(Extracted data entries)
---*---
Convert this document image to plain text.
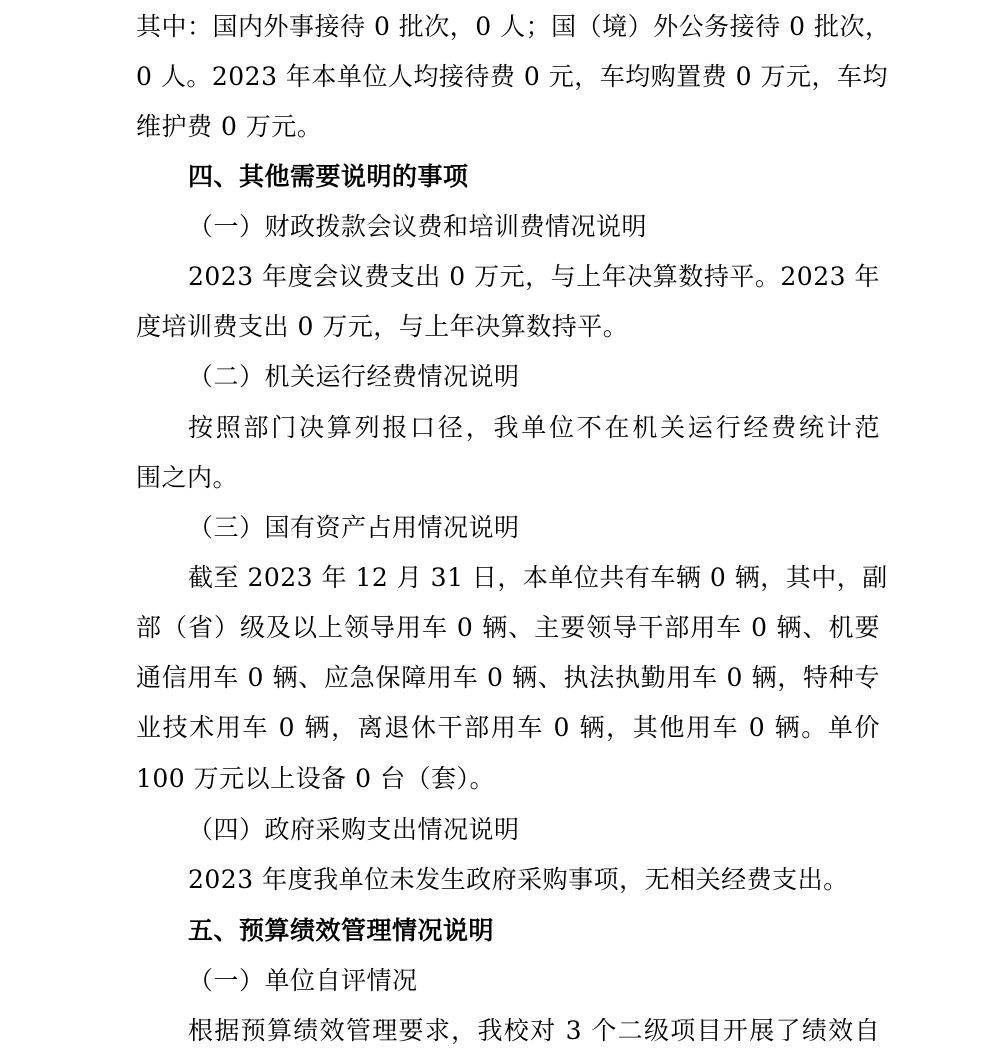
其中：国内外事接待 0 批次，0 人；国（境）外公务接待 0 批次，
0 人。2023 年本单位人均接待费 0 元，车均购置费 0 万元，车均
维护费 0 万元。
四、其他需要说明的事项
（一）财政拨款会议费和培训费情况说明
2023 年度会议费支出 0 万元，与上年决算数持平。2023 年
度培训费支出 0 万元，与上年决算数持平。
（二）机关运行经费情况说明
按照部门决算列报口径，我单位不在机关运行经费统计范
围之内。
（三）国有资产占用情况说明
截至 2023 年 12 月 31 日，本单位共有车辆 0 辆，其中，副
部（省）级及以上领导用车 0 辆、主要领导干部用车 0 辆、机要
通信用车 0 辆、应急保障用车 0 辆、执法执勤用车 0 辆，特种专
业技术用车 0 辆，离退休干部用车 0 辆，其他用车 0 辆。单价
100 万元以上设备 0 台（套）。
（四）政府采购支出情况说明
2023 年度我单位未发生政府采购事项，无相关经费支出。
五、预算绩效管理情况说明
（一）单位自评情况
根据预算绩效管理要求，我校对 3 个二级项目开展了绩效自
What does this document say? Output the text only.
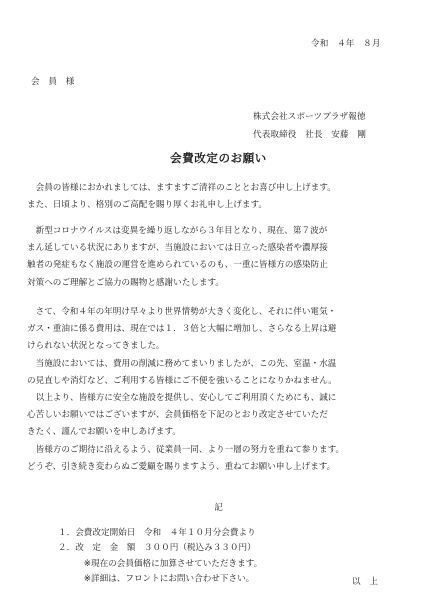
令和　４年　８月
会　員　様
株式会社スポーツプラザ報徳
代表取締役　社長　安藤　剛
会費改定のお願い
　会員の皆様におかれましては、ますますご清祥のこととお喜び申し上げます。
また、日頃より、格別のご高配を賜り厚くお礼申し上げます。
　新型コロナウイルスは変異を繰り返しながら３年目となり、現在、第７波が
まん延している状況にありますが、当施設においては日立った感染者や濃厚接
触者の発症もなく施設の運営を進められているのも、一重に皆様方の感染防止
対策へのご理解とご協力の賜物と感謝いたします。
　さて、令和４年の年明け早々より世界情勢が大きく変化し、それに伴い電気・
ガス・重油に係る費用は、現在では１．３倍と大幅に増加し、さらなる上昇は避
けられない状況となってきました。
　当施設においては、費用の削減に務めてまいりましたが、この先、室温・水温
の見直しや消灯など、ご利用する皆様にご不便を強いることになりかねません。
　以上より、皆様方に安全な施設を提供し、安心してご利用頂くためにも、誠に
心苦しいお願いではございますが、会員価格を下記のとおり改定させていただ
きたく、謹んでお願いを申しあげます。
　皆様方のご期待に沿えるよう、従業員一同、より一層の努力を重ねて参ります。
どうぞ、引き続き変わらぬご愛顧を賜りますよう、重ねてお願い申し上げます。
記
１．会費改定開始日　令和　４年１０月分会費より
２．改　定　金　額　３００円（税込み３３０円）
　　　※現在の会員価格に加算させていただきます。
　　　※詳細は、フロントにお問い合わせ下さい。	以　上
---*---
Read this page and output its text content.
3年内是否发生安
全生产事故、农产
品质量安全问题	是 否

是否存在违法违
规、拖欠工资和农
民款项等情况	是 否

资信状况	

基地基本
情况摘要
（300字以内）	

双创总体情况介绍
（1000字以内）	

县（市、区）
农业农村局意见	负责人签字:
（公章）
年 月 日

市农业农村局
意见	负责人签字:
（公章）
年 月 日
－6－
---*---
Aim of the exercise:
Filter the listing for the word "text" and copy every line that holds it.

Problem solution:
Convert this document image to plain text.
What does this document say? Output the text only.
Read this page and output its text content.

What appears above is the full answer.